(To do) The exercise asks you to copy every line below in which "učilištima" appears.

(Provided information)

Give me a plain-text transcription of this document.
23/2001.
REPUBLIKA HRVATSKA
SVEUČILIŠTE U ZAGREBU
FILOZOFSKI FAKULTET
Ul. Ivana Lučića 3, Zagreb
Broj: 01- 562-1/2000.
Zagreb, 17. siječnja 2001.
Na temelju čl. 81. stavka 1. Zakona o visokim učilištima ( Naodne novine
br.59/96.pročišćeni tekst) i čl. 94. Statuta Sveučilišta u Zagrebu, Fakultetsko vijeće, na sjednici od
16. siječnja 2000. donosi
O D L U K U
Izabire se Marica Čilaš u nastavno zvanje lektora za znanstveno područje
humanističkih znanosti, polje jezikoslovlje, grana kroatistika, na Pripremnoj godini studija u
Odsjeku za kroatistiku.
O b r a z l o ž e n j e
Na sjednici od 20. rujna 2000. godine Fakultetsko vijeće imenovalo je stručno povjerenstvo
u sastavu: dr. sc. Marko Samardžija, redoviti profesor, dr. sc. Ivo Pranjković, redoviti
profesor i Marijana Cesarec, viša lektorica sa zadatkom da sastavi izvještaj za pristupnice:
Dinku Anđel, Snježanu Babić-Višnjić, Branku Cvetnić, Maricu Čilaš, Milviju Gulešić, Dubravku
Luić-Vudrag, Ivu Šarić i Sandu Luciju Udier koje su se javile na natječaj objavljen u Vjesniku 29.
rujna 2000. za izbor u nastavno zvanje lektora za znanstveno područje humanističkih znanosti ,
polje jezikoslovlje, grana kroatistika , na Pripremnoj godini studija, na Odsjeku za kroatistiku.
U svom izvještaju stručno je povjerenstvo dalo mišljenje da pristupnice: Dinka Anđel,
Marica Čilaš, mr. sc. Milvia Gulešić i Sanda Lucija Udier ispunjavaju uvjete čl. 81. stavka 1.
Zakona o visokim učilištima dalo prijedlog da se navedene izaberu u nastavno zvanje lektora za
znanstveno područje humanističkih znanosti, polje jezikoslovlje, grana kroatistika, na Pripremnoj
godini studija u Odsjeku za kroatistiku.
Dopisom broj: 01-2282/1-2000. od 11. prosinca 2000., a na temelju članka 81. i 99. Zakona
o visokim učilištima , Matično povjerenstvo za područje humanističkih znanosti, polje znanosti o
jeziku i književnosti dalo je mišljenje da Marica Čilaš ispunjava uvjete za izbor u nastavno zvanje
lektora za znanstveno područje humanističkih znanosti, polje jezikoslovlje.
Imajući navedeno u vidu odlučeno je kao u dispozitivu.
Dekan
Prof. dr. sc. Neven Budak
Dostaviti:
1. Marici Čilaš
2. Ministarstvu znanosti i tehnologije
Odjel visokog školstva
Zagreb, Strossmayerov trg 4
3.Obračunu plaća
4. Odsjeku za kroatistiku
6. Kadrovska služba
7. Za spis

(Completed task)
Na temelju čl. 81. stavka 1. Zakona o visokim učilištima ( Naodne novine
Zakona o visokim učilištima dalo prijedlog da se navedene izaberu u nastavno zvanje lektora za
o visokim učilištima , Matično povjerenstvo za područje humanističkih znanosti, polje znanosti o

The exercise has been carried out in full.